▶ [BRIEF] Among the lines below, how many carry the string "this"? Reply with a number and nothing else.

▶ [MATERIAL]
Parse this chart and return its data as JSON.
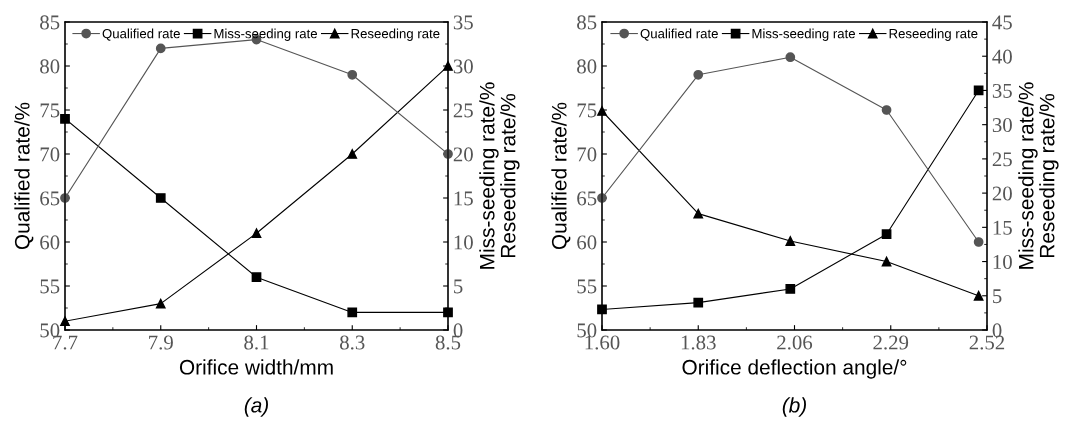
{
  "chart_data": [
    {
      "type": "line",
      "xlabel": "Orifice width/mm",
      "ylabel": "Qualified rate/%",
      "y2label": "Miss-seeding rate/%\nReseeding rate/%",
      "annotations": [
        "(a)"
      ],
      "x": [
        7.7,
        7.9,
        8.1,
        8.3,
        8.5
      ],
      "xlim": [
        7.7,
        8.5
      ],
      "xticks": [
        {
          "value": 7.7,
          "label": "7.7"
        },
        {
          "value": 7.9,
          "label": "7.9"
        },
        {
          "value": 8.1,
          "label": "8.1"
        },
        {
          "value": 8.3,
          "label": "8.3"
        },
        {
          "value": 8.5,
          "label": "8.5"
        }
      ],
      "ylim": [
        50,
        85
      ],
      "yticks": [
        50,
        55,
        60,
        65,
        70,
        75,
        80,
        85
      ],
      "y2lim": [
        0,
        35
      ],
      "y2ticks": [
        0,
        5,
        10,
        15,
        20,
        25,
        30,
        35
      ],
      "legend": "top",
      "grid": false,
      "series": [
        {
          "name": "Qualified rate",
          "color": "#555555",
          "marker": "circle",
          "values": [
            65,
            82,
            83,
            79,
            70
          ]
        },
        {
          "name": "Miss-seeding rate",
          "color": "#000000",
          "marker": "square",
          "axis": "y2",
          "values": [
            24,
            15,
            6,
            2,
            2
          ]
        },
        {
          "name": "Reseeding rate",
          "color": "#000000",
          "marker": "triangle",
          "axis": "y2",
          "values": [
            1,
            3,
            11,
            20,
            30
          ]
        }
      ]
    },
    {
      "type": "line",
      "xlabel": "Orifice deflection angle/°",
      "ylabel": "Qualified rate/%",
      "y2label": "Miss-seeding rate/%\nReseeding rate/%",
      "annotations": [
        "(b)"
      ],
      "x": [
        1.6,
        1.83,
        2.05,
        2.28,
        2.5
      ],
      "xlim": [
        1.6,
        2.52
      ],
      "xticks": [
        {
          "value": 1.6,
          "label": "1.60"
        },
        {
          "value": 1.83,
          "label": "1.83"
        },
        {
          "value": 2.06,
          "label": "2.06"
        },
        {
          "value": 2.29,
          "label": "2.29"
        },
        {
          "value": 2.52,
          "label": "2.52"
        }
      ],
      "ylim": [
        50,
        85
      ],
      "yticks": [
        50,
        55,
        60,
        65,
        70,
        75,
        80,
        85
      ],
      "y2lim": [
        0,
        45
      ],
      "y2ticks": [
        0,
        5,
        10,
        15,
        20,
        25,
        30,
        35,
        40,
        45
      ],
      "legend": "top",
      "grid": false,
      "series": [
        {
          "name": "Qualified rate",
          "color": "#555555",
          "marker": "circle",
          "values": [
            65,
            79,
            81,
            75,
            60
          ]
        },
        {
          "name": "Miss-seeding rate",
          "color": "#000000",
          "marker": "square",
          "axis": "y2",
          "values": [
            3,
            4,
            6,
            14,
            35
          ]
        },
        {
          "name": "Reseeding rate",
          "color": "#000000",
          "marker": "triangle",
          "axis": "y2",
          "values": [
            32,
            17,
            13,
            10,
            5
          ]
        }
      ]
    }
  ]
}
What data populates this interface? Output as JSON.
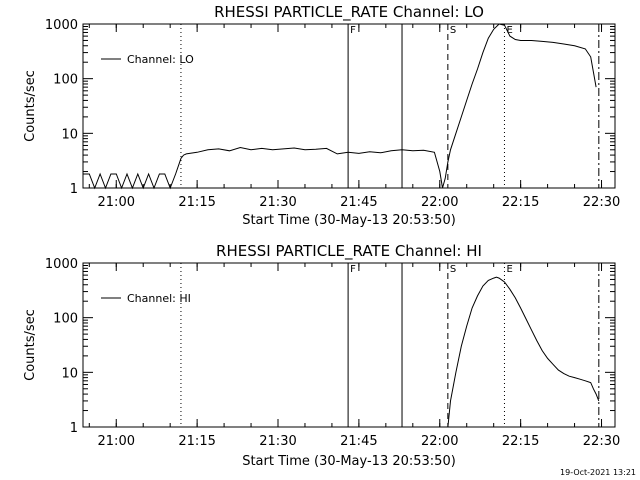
{
  "footer": {
    "date_stamp": "19-Oct-2021 13:21"
  },
  "chart_data": [
    {
      "type": "line",
      "title": "RHESSI PARTICLE_RATE Channel: LO",
      "xlabel": "Start Time (30-May-13 20:53:50)",
      "ylabel": "Counts/sec",
      "yscale": "log",
      "ylim": [
        1,
        1000
      ],
      "xlim": [
        "20:53:50",
        "22:32:30"
      ],
      "x_ticks": [
        "21:00",
        "21:15",
        "21:30",
        "21:45",
        "22:00",
        "22:15",
        "22:30"
      ],
      "y_ticks": [
        "1",
        "10",
        "100",
        "1000"
      ],
      "legend": {
        "label": "Channel: LO",
        "placement": "top-left"
      },
      "markers": [
        {
          "time": "21:12:00",
          "style": "dotted",
          "label": ""
        },
        {
          "time": "21:43:00",
          "style": "solid",
          "label": "F"
        },
        {
          "time": "21:53:00",
          "style": "solid",
          "label": ""
        },
        {
          "time": "22:01:30",
          "style": "dashed",
          "label": "S"
        },
        {
          "time": "22:12:00",
          "style": "dotted",
          "label": "E"
        },
        {
          "time": "22:29:30",
          "style": "dashdot",
          "label": ""
        }
      ],
      "series": [
        {
          "x": [
            "20:53:50",
            "20:55:00",
            "20:56:00",
            "20:57:00",
            "20:58:00",
            "20:59:00",
            "21:00:00",
            "21:01:00",
            "21:02:00",
            "21:03:00",
            "21:04:00",
            "21:05:00",
            "21:06:00",
            "21:07:00",
            "21:08:00",
            "21:09:00",
            "21:10:00",
            "21:11:00",
            "21:12:00",
            "21:12:30",
            "21:13:00",
            "21:15:00",
            "21:17:00",
            "21:19:00",
            "21:21:00",
            "21:23:00",
            "21:25:00",
            "21:27:00",
            "21:29:00",
            "21:31:00",
            "21:33:00",
            "21:35:00",
            "21:37:00",
            "21:39:00",
            "21:41:00",
            "21:43:00",
            "21:45:00",
            "21:47:00",
            "21:49:00",
            "21:51:00",
            "21:53:00",
            "21:55:00",
            "21:57:00",
            "21:59:00",
            "22:00:00",
            "22:00:30",
            "22:01:00",
            "22:01:30",
            "22:02:00",
            "22:03:00",
            "22:04:00",
            "22:05:00",
            "22:06:00",
            "22:07:00",
            "22:08:00",
            "22:09:00",
            "22:10:00",
            "22:11:00",
            "22:12:00",
            "22:13:00",
            "22:14:00",
            "22:15:00",
            "22:17:00",
            "22:19:00",
            "22:21:00",
            "22:23:00",
            "22:25:00",
            "22:27:00",
            "22:28:00",
            "22:29:00"
          ],
          "y": [
            1.8,
            1.8,
            1,
            1.8,
            1,
            1.8,
            1.8,
            1,
            1.8,
            1,
            1.8,
            1,
            1.8,
            1,
            1.8,
            1.8,
            1,
            1.8,
            3.5,
            4,
            4.2,
            4.5,
            5,
            5.2,
            4.8,
            5.5,
            5,
            5.3,
            5,
            5.2,
            5.4,
            5,
            5.1,
            5.3,
            4.2,
            4.5,
            4.3,
            4.6,
            4.4,
            4.8,
            5,
            4.8,
            4.9,
            4.5,
            2,
            1,
            1.5,
            3,
            5,
            10,
            20,
            40,
            80,
            150,
            300,
            550,
            800,
            1000,
            950,
            600,
            520,
            500,
            500,
            480,
            460,
            430,
            400,
            350,
            250,
            70
          ]
        }
      ]
    },
    {
      "type": "line",
      "title": "RHESSI PARTICLE_RATE Channel: HI",
      "xlabel": "Start Time (30-May-13 20:53:50)",
      "ylabel": "Counts/sec",
      "yscale": "log",
      "ylim": [
        1,
        1000
      ],
      "xlim": [
        "20:53:50",
        "22:32:30"
      ],
      "x_ticks": [
        "21:00",
        "21:15",
        "21:30",
        "21:45",
        "22:00",
        "22:15",
        "22:30"
      ],
      "y_ticks": [
        "1",
        "10",
        "100",
        "1000"
      ],
      "legend": {
        "label": "Channel: HI",
        "placement": "top-left"
      },
      "markers": [
        {
          "time": "21:12:00",
          "style": "dotted",
          "label": ""
        },
        {
          "time": "21:43:00",
          "style": "solid",
          "label": "F"
        },
        {
          "time": "21:53:00",
          "style": "solid",
          "label": ""
        },
        {
          "time": "22:01:30",
          "style": "dashed",
          "label": "S"
        },
        {
          "time": "22:12:00",
          "style": "dotted",
          "label": "E"
        },
        {
          "time": "22:29:30",
          "style": "dashdot",
          "label": ""
        }
      ],
      "series": [
        {
          "x": [
            "22:01:30",
            "22:02:00",
            "22:03:00",
            "22:04:00",
            "22:05:00",
            "22:06:00",
            "22:07:00",
            "22:08:00",
            "22:09:00",
            "22:10:00",
            "22:10:30",
            "22:11:00",
            "22:12:00",
            "22:13:00",
            "22:14:00",
            "22:15:00",
            "22:16:00",
            "22:17:00",
            "22:18:00",
            "22:19:00",
            "22:20:00",
            "22:21:00",
            "22:22:00",
            "22:23:00",
            "22:24:00",
            "22:25:00",
            "22:26:00",
            "22:27:00",
            "22:28:00",
            "22:28:30",
            "22:29:00",
            "22:29:30"
          ],
          "y": [
            1,
            3,
            10,
            30,
            70,
            150,
            250,
            380,
            480,
            530,
            550,
            530,
            450,
            330,
            230,
            150,
            95,
            60,
            38,
            25,
            18,
            14,
            11,
            9.5,
            8.5,
            8,
            7.5,
            7,
            6.5,
            5,
            4,
            3
          ]
        }
      ]
    }
  ]
}
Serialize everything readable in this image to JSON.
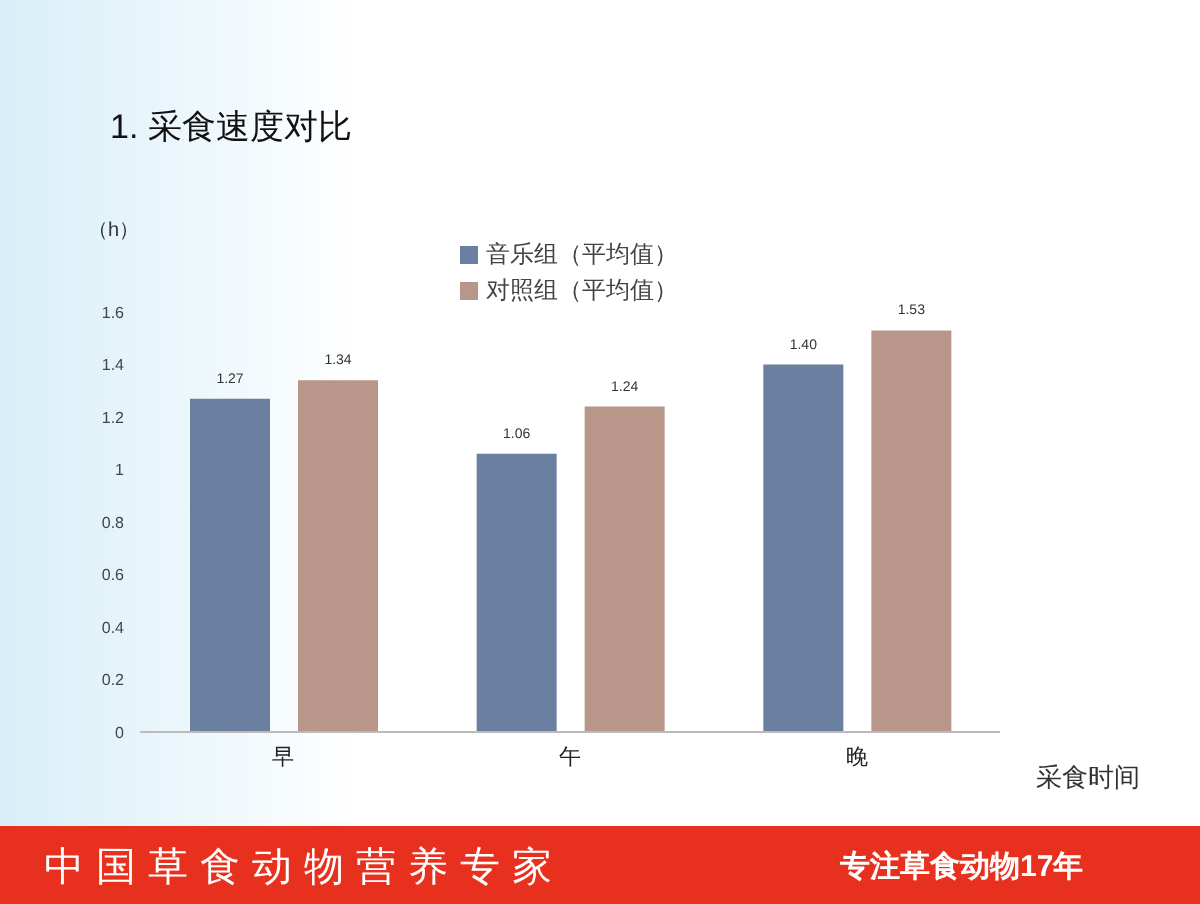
{
  "chart_data": {
    "type": "bar",
    "title": "1. 采食速度对比",
    "ylabel": "（h）",
    "xlabel": "采食时间",
    "categories": [
      "早",
      "午",
      "晚"
    ],
    "series": [
      {
        "name": "音乐组（平均值）",
        "color": "#6b7fa0",
        "values": [
          1.27,
          1.06,
          1.4
        ],
        "value_labels": [
          "1.27",
          "1.06",
          "1.40"
        ]
      },
      {
        "name": "对照组（平均值）",
        "color": "#b8978a",
        "values": [
          1.34,
          1.24,
          1.53
        ],
        "value_labels": [
          "1.34",
          "1.24",
          "1.53"
        ]
      }
    ],
    "ylim": [
      0,
      1.6
    ],
    "yticks": [
      0,
      0.2,
      0.4,
      0.6,
      0.8,
      1,
      1.2,
      1.4,
      1.6
    ],
    "legend": "top",
    "annotations": [
      "中国草食动物营养专家",
      "专注草食动物17年"
    ]
  }
}
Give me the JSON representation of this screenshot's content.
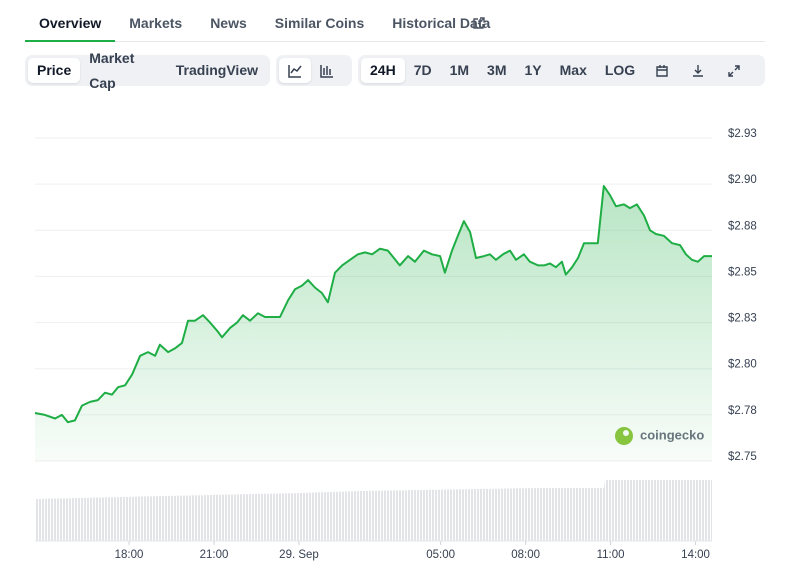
{
  "tabs": [
    "Overview",
    "Markets",
    "News",
    "Similar Coins",
    "Historical Data"
  ],
  "view_buttons": [
    "Price",
    "Market Cap",
    "TradingView"
  ],
  "range_buttons": [
    "24H",
    "7D",
    "1M",
    "3M",
    "1Y",
    "Max",
    "LOG"
  ],
  "watermark": "coingecko",
  "chart_data": {
    "type": "area",
    "color": "#1fae45",
    "grid": true,
    "x": [
      14.68,
      15.03,
      15.39,
      15.63,
      15.84,
      16.09,
      16.34,
      16.62,
      16.9,
      17.15,
      17.4,
      17.61,
      17.86,
      18.11,
      18.39,
      18.67,
      18.92,
      19.09,
      19.38,
      19.62,
      19.87,
      20.08,
      20.33,
      20.61,
      20.86,
      21.14,
      21.28,
      21.56,
      21.81,
      22.02,
      22.27,
      22.55,
      22.8,
      23.05,
      23.33,
      23.61,
      23.86,
      24.1,
      24.32,
      24.56,
      24.81,
      25.02,
      25.27,
      25.52,
      25.8,
      26.08,
      26.33,
      26.58,
      26.86,
      27.14,
      27.35,
      27.56,
      27.85,
      28.09,
      28.41,
      28.69,
      28.98,
      29.15,
      29.4,
      29.61,
      29.82,
      30.04,
      30.25,
      30.53,
      30.74,
      30.95,
      31.2,
      31.45,
      31.66,
      31.94,
      32.15,
      32.44,
      32.65,
      32.86,
      33.07,
      33.28,
      33.42,
      33.64,
      33.85,
      34.06,
      34.34,
      34.55,
      34.76,
      34.98,
      35.19,
      35.47,
      35.68,
      35.93,
      36.18,
      36.39,
      36.6,
      36.88,
      37.17,
      37.45,
      37.66,
      37.87,
      38.08,
      38.3,
      38.58
    ],
    "values": [
      2.776,
      2.775,
      2.773,
      2.775,
      2.771,
      2.772,
      2.78,
      2.782,
      2.783,
      2.787,
      2.786,
      2.79,
      2.791,
      2.797,
      2.807,
      2.809,
      2.807,
      2.813,
      2.809,
      2.811,
      2.814,
      2.826,
      2.826,
      2.829,
      2.825,
      2.82,
      2.817,
      2.822,
      2.825,
      2.829,
      2.826,
      2.83,
      2.828,
      2.828,
      2.828,
      2.837,
      2.843,
      2.845,
      2.848,
      2.844,
      2.841,
      2.836,
      2.852,
      2.856,
      2.859,
      2.862,
      2.863,
      2.862,
      2.865,
      2.864,
      2.86,
      2.856,
      2.861,
      2.858,
      2.864,
      2.862,
      2.861,
      2.852,
      2.864,
      2.872,
      2.88,
      2.874,
      2.86,
      2.861,
      2.862,
      2.859,
      2.862,
      2.864,
      2.859,
      2.862,
      2.858,
      2.856,
      2.856,
      2.857,
      2.855,
      2.858,
      2.851,
      2.855,
      2.86,
      2.868,
      2.868,
      2.868,
      2.899,
      2.894,
      2.888,
      2.889,
      2.887,
      2.889,
      2.883,
      2.875,
      2.873,
      2.872,
      2.868,
      2.867,
      2.862,
      2.859,
      2.858,
      2.861,
      2.861
    ],
    "xlim": [
      14.68,
      38.58
    ],
    "xticks": [
      {
        "value": 18,
        "label": "18:00"
      },
      {
        "value": 21,
        "label": "21:00"
      },
      {
        "value": 24,
        "label": "29. Sep"
      },
      {
        "value": 29,
        "label": "05:00"
      },
      {
        "value": 32,
        "label": "08:00"
      },
      {
        "value": 35,
        "label": "11:00"
      },
      {
        "value": 38,
        "label": "14:00"
      }
    ],
    "ylim": [
      2.75,
      2.925
    ],
    "yticks": [
      {
        "value": 2.925,
        "label": "$2.93"
      },
      {
        "value": 2.9,
        "label": "$2.90"
      },
      {
        "value": 2.875,
        "label": "$2.88"
      },
      {
        "value": 2.85,
        "label": "$2.85"
      },
      {
        "value": 2.825,
        "label": "$2.83"
      },
      {
        "value": 2.8,
        "label": "$2.80"
      },
      {
        "value": 2.775,
        "label": "$2.78"
      },
      {
        "value": 2.75,
        "label": "$2.75"
      }
    ]
  }
}
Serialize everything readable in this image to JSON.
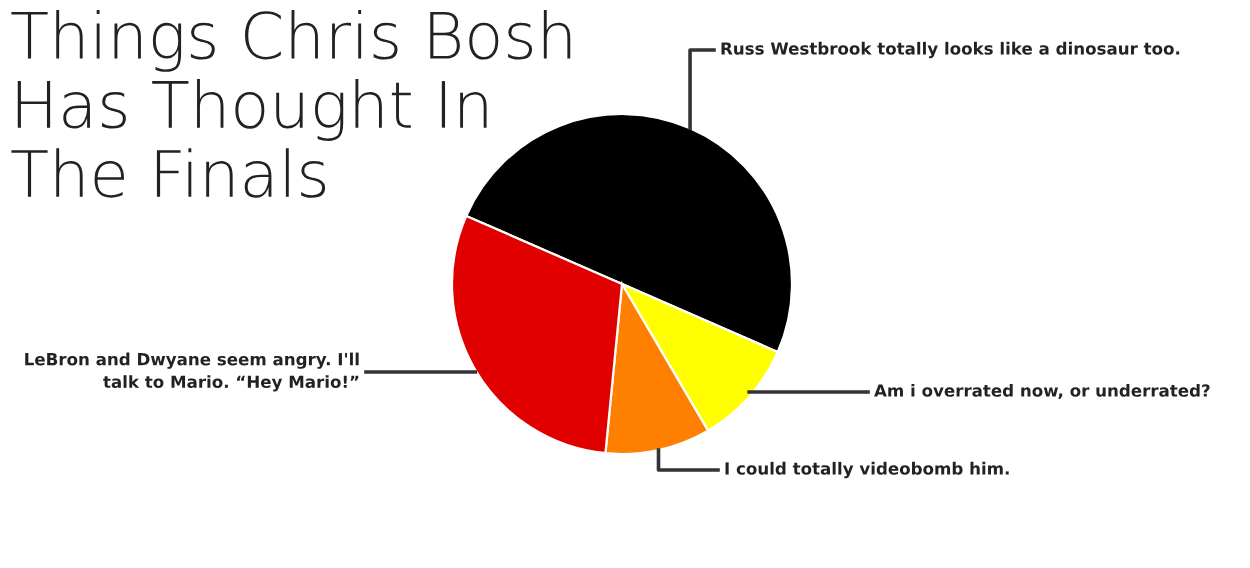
{
  "chart_data": {
    "type": "pie",
    "title": "Things Chris Bosh\nHas Thought In\nThe Finals",
    "categories": [
      "Russ Westbrook totally looks like a dinosaur too.",
      "Am i overrated now, or underrated?",
      "I could totally videobomb him.",
      "LeBron and Dwyane seem angry. I'll\ntalk to Mario. “Hey Mario!”"
    ],
    "values": [
      50,
      10,
      10,
      30
    ],
    "colors": [
      "#000000",
      "#ffff00",
      "#ff8000",
      "#e00000"
    ]
  }
}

▶ [FULL RESPONSE] 5